= Instructions to follow =
Repeat all of the material below exactly as written, images excluded.

= Source data =
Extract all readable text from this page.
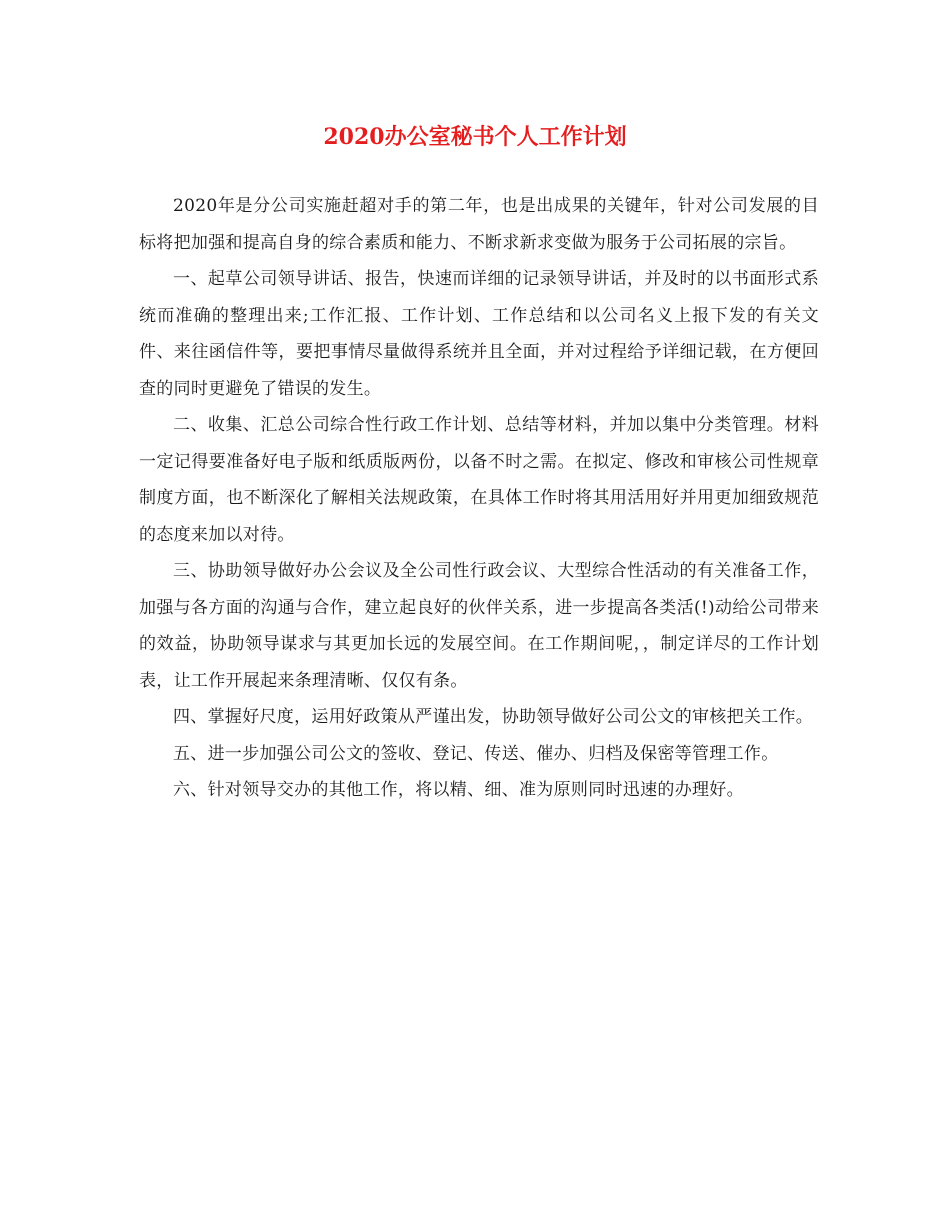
2020办公室秘书个人工作计划

2020年是分公司实施赶超对手的第二年，也是出成果的关键年，针对公司发展的目标将把加强和提高自身的综合素质和能力、不断求新求变做为服务于公司拓展的宗旨。

一、起草公司领导讲话、报告，快速而详细的记录领导讲话，并及时的以书面形式系统而准确的整理出来;工作汇报、工作计划、工作总结和以公司名义上报下发的有关文件、来往函信件等，要把事情尽量做得系统并且全面，并对过程给予详细记载，在方便回查的同时更避免了错误的发生。

二、收集、汇总公司综合性行政工作计划、总结等材料，并加以集中分类管理。材料一定记得要准备好电子版和纸质版两份，以备不时之需。在拟定、修改和审核公司性规章制度方面，也不断深化了解相关法规政策，在具体工作时将其用活用好并用更加细致规范的态度来加以对待。

三、协助领导做好办公会议及全公司性行政会议、大型综合性活动的有关准备工作，加强与各方面的沟通与合作，建立起良好的伙伴关系，进一步提高各类活(!)动给公司带来的效益，协助领导谋求与其更加长远的发展空间。在工作期间呢，，制定详尽的工作计划表，让工作开展起来条理清晰、仅仅有条。

四、掌握好尺度，运用好政策从严谨出发，协助领导做好公司公文的审核把关工作。

五、进一步加强公司公文的签收、登记、传送、催办、归档及保密等管理工作。

六、针对领导交办的其他工作，将以精、细、准为原则同时迅速的办理好。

= Correct answer =
Extract all readable text from this page.
2020办公室秘书个人工作计划

2020年是分公司实施赶超对手的第二年，也是出成果的关键年，针对公司发展的目标将把加强和提高自身的综合素质和能力、不断求新求变做为服务于公司拓展的宗旨。

一、起草公司领导讲话、报告，快速而详细的记录领导讲话，并及时的以书面形式系统而准确的整理出来;工作汇报、工作计划、工作总结和以公司名义上报下发的有关文件、来往函信件等，要把事情尽量做得系统并且全面，并对过程给予详细记载，在方便回查的同时更避免了错误的发生。

二、收集、汇总公司综合性行政工作计划、总结等材料，并加以集中分类管理。材料一定记得要准备好电子版和纸质版两份，以备不时之需。在拟定、修改和审核公司性规章制度方面，也不断深化了解相关法规政策，在具体工作时将其用活用好并用更加细致规范的态度来加以对待。

三、协助领导做好办公会议及全公司性行政会议、大型综合性活动的有关准备工作，加强与各方面的沟通与合作，建立起良好的伙伴关系，进一步提高各类活(!)动给公司带来的效益，协助领导谋求与其更加长远的发展空间。在工作期间呢，，制定详尽的工作计划表，让工作开展起来条理清晰、仅仅有条。

四、掌握好尺度，运用好政策从严谨出发，协助领导做好公司公文的审核把关工作。

五、进一步加强公司公文的签收、登记、传送、催办、归档及保密等管理工作。

六、针对领导交办的其他工作，将以精、细、准为原则同时迅速的办理好。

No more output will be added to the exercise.